-- START Task inputs --

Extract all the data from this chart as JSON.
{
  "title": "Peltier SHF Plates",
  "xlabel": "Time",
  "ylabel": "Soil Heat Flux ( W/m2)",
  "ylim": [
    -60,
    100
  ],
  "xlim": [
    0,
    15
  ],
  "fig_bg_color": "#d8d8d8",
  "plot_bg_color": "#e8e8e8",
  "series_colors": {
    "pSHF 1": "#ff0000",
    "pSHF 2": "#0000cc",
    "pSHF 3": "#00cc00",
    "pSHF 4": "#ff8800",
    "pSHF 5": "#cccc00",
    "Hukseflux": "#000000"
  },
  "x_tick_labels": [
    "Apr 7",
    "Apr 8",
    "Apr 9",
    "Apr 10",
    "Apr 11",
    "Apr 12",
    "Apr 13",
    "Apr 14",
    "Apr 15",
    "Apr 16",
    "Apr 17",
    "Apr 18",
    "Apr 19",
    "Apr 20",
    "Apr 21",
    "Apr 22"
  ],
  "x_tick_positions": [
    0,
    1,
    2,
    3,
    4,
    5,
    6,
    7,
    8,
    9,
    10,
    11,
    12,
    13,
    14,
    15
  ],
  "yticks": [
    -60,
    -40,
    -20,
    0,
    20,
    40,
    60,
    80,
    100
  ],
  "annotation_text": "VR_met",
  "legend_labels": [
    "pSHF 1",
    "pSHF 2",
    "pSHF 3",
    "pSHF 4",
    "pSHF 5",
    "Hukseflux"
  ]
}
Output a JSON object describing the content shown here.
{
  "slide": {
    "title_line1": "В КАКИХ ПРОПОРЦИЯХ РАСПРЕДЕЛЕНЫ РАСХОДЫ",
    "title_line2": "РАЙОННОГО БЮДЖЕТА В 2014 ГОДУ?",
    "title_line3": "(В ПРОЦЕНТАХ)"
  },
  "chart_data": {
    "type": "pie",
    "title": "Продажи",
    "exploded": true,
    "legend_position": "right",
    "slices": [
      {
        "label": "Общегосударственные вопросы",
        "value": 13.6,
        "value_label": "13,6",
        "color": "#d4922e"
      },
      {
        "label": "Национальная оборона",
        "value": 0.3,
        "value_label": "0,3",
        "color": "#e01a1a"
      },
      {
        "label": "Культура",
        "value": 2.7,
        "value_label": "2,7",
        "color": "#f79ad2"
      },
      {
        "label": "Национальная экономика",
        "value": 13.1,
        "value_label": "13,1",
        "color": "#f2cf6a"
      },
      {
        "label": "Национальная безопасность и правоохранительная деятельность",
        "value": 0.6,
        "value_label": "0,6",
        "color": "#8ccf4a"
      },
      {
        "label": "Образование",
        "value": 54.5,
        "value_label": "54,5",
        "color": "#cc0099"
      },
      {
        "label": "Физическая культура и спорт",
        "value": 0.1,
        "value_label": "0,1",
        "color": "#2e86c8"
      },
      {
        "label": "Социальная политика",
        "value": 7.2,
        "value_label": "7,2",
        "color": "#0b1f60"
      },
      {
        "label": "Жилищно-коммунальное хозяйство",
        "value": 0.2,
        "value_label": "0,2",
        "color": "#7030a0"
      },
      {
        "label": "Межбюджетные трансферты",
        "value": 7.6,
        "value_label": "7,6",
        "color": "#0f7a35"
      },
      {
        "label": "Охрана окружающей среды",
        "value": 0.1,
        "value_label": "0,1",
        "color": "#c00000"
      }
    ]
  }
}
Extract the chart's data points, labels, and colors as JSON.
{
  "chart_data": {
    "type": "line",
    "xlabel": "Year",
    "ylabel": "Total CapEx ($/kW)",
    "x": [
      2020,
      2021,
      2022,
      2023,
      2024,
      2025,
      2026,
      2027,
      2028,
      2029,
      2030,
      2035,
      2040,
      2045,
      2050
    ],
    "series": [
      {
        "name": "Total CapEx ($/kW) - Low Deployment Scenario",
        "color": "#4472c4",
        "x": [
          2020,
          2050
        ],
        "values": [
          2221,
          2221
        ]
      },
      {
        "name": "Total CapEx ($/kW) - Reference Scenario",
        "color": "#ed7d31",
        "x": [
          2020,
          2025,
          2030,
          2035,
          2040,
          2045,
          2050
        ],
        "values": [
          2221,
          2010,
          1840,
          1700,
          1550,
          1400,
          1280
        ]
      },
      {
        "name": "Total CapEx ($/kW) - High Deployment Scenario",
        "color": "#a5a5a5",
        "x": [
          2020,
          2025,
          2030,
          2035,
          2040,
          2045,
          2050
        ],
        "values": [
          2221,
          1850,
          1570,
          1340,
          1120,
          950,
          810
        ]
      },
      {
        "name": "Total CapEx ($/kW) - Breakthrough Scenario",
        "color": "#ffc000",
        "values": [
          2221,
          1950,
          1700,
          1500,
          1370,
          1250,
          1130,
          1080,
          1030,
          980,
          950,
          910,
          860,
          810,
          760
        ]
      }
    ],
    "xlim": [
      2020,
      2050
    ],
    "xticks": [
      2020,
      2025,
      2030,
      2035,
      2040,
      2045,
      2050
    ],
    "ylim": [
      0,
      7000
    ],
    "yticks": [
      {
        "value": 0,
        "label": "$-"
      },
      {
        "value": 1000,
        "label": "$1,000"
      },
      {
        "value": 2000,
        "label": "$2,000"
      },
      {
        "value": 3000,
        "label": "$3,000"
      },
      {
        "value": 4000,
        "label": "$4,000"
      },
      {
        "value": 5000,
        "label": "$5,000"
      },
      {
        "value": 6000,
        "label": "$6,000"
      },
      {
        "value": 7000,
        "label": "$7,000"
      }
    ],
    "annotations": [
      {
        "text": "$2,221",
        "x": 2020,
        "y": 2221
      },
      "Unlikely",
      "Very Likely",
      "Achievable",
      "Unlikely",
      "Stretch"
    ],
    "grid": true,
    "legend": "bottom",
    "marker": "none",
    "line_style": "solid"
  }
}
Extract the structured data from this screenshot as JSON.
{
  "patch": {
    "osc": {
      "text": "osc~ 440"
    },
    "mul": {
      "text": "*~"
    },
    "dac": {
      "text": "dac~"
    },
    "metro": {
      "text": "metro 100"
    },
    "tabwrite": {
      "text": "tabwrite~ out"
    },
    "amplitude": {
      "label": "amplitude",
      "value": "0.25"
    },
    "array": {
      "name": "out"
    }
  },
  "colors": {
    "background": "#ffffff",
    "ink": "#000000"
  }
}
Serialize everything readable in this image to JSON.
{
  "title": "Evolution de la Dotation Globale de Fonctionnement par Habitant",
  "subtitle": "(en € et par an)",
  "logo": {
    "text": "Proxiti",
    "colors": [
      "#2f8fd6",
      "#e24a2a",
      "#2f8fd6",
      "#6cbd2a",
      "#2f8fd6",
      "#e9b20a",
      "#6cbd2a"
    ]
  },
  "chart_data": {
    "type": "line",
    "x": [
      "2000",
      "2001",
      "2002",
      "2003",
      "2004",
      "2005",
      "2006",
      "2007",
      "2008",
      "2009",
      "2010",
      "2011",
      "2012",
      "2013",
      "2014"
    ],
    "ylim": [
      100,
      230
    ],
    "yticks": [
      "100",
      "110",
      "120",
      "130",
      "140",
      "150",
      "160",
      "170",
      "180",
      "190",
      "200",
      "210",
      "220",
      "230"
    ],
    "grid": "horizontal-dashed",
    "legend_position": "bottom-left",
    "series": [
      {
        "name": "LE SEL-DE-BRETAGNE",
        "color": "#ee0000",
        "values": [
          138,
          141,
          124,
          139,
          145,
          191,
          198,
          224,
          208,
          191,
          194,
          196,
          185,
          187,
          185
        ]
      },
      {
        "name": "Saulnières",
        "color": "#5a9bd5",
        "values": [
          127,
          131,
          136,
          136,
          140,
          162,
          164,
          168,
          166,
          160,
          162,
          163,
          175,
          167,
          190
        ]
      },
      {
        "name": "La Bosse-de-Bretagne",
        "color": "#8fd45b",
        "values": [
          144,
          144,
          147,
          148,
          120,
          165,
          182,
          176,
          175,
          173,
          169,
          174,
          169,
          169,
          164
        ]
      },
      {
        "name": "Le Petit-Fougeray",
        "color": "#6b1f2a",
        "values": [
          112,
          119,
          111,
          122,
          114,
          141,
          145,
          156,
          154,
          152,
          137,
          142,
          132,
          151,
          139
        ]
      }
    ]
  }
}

-- END Task inputs --

Direction: Return all lines containing "pSHF".

Written solution:
    "pSHF 1": "#ff0000",
    "pSHF 2": "#0000cc",
    "pSHF 3": "#00cc00",
    "pSHF 4": "#ff8800",
    "pSHF 5": "#cccc00",
    "pSHF 1",
    "pSHF 2",
    "pSHF 3",
    "pSHF 4",
    "pSHF 5",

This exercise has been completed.